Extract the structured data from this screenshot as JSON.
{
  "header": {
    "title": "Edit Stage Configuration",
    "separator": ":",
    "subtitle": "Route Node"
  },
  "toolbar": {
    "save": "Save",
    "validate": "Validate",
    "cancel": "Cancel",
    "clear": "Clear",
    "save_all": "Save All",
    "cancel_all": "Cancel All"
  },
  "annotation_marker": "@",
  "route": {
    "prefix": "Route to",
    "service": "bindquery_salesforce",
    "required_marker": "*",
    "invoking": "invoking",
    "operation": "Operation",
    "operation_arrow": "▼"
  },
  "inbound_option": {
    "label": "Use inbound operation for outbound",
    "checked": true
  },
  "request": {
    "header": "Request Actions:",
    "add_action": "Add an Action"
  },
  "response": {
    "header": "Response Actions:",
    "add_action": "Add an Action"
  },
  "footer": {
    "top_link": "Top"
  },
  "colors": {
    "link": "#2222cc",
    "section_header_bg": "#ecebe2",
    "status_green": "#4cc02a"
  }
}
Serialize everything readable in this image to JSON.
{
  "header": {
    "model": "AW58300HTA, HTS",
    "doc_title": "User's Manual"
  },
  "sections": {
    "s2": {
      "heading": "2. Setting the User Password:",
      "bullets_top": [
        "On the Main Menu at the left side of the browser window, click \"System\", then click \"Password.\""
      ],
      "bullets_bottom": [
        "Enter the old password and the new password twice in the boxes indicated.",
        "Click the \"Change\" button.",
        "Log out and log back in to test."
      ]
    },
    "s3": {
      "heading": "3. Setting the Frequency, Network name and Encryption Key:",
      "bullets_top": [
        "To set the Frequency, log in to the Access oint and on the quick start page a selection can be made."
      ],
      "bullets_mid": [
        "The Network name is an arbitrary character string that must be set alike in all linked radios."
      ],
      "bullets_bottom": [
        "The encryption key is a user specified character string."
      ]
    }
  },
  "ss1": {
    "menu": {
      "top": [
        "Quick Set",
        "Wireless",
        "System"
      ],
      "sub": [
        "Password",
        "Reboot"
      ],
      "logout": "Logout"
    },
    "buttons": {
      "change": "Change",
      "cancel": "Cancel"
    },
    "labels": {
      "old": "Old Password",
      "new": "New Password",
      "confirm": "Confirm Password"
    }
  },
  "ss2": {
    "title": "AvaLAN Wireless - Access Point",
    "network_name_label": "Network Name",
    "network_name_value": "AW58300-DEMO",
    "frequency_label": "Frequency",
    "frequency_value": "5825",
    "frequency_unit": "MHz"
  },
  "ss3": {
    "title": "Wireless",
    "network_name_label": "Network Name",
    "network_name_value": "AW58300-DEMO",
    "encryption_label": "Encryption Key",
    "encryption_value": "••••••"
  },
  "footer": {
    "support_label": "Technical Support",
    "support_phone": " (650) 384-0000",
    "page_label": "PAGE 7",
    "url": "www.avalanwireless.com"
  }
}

· · · · · · ·

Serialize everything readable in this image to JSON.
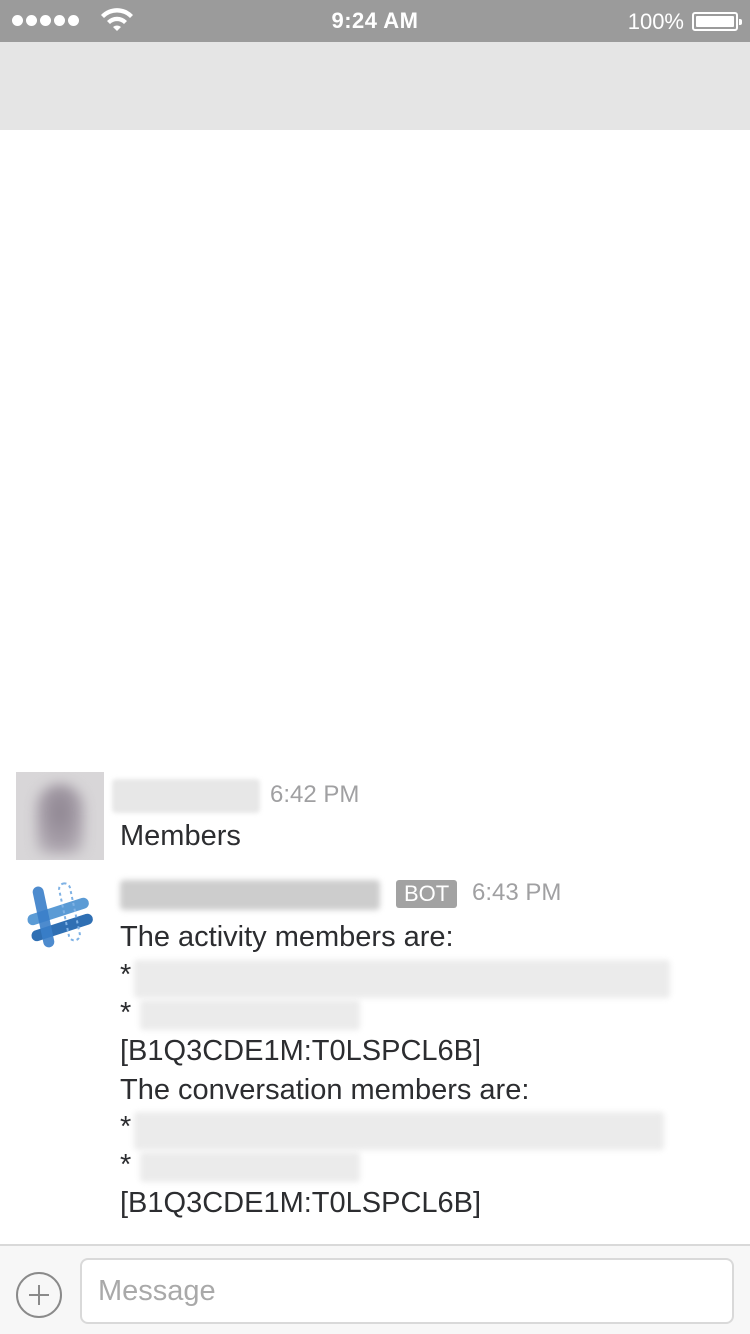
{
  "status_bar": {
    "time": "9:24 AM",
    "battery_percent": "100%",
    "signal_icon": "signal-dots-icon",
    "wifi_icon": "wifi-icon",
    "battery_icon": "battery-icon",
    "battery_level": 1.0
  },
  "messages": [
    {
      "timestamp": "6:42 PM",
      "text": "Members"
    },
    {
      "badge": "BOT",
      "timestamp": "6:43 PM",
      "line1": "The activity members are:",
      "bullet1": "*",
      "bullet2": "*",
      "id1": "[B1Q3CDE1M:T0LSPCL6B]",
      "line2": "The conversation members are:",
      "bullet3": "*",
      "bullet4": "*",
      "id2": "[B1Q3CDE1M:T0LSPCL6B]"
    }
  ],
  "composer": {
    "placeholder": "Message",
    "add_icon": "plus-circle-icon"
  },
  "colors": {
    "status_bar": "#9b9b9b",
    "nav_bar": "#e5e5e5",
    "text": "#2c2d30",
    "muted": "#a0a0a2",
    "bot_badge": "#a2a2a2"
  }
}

· · · · · · ·

* What you will do
In the listing above, find the lines holding the word "character" and copy them.

* The output
        "The Network name is an arbitrary character string that must be set alike in all linked radios."
        "The encryption key is a user specified character string."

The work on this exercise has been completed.